= Beginning of Section =

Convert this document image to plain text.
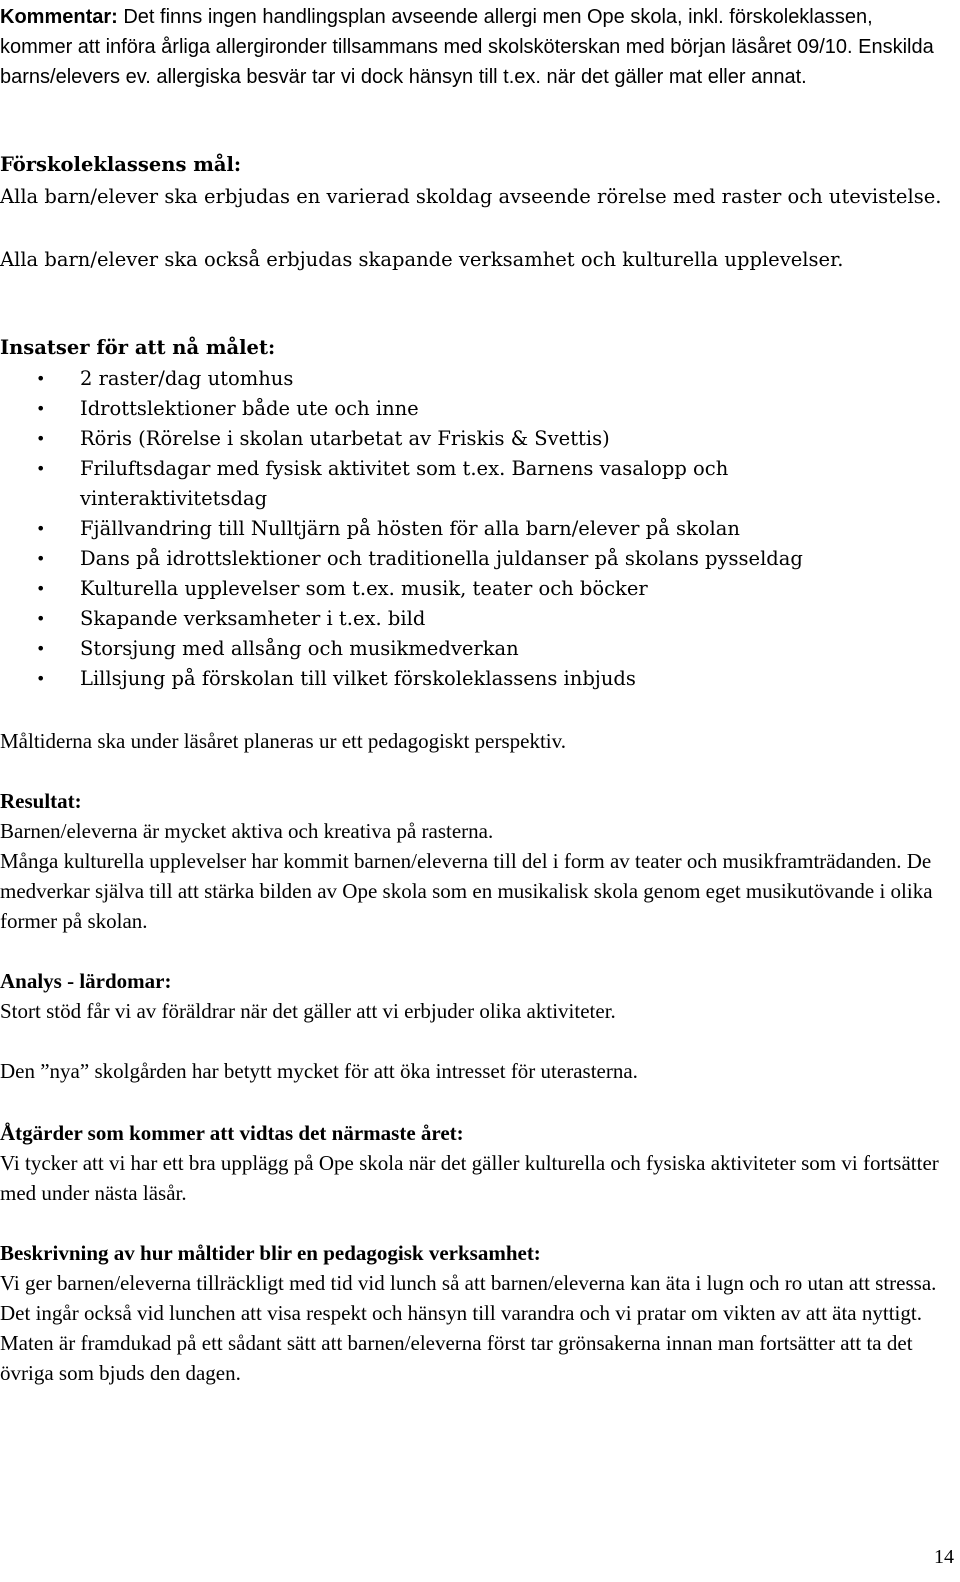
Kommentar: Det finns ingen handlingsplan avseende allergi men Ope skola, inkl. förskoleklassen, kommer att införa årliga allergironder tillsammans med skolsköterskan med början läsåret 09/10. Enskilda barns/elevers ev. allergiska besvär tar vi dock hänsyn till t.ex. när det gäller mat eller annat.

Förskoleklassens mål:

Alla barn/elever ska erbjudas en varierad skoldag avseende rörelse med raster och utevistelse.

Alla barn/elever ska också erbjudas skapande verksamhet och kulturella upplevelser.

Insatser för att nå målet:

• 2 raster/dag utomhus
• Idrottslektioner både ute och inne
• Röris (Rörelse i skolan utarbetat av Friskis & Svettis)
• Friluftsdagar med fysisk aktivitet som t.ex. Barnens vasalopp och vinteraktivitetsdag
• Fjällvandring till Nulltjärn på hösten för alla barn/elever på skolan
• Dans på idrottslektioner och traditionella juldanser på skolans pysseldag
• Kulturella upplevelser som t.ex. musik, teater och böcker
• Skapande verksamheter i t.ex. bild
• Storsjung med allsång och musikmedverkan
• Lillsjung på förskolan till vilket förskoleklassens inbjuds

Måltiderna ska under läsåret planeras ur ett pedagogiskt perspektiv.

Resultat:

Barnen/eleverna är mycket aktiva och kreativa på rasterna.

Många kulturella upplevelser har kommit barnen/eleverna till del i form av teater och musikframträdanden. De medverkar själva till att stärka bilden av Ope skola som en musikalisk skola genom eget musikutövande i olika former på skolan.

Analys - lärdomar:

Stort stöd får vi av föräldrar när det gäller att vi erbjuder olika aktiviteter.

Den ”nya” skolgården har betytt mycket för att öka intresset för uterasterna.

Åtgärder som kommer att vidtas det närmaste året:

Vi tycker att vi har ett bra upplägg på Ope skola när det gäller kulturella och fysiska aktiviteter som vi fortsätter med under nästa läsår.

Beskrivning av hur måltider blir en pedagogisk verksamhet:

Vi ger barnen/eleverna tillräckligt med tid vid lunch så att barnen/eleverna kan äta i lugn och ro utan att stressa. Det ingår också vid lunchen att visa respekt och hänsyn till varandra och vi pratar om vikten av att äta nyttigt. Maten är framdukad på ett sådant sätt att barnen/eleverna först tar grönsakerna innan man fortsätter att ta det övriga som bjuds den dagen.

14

= End of Section =

Where does "upplevelser" appear in the records above? Copy every line that has it.

Alla barn/elever ska också erbjudas skapande verksamhet och kulturella upplevelser.
• Kulturella upplevelser som t.ex. musik, teater och böcker
Många kulturella upplevelser har kommit barnen/eleverna till del i form av teater och musikframträdanden. De medverkar själva till att stärka bilden av Ope skola som en musikalisk skola genom eget musikutövande i olika former på skolan.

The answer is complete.